# DATA EXTRACT
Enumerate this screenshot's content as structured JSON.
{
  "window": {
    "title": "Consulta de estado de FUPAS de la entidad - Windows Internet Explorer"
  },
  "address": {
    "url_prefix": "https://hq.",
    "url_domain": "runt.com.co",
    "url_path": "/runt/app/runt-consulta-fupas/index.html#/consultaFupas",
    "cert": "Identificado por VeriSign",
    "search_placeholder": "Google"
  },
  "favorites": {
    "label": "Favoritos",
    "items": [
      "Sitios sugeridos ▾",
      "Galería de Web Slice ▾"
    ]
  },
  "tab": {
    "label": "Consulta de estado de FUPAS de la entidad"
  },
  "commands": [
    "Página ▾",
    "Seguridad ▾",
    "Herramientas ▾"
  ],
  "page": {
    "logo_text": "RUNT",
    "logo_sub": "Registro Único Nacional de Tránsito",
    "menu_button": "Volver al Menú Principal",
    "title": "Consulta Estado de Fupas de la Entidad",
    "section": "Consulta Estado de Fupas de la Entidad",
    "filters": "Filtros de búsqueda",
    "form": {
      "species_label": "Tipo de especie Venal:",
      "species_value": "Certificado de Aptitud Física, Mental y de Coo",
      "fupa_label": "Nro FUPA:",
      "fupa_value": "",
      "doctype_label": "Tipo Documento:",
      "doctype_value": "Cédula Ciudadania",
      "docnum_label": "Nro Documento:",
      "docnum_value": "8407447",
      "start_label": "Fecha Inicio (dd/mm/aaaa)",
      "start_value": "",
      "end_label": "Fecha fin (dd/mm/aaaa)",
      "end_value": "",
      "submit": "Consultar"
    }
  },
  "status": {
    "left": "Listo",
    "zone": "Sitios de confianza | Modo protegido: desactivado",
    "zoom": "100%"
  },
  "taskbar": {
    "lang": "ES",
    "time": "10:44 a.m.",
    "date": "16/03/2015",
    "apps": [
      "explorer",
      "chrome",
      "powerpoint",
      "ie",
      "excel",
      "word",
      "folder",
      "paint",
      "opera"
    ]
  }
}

# STATED GOAL
Reproduce each line of the entries in which the word "Tipo" is found.

# TASK RESULT
      "species_label": "Tipo de especie Venal:",
      "doctype_label": "Tipo Documento:",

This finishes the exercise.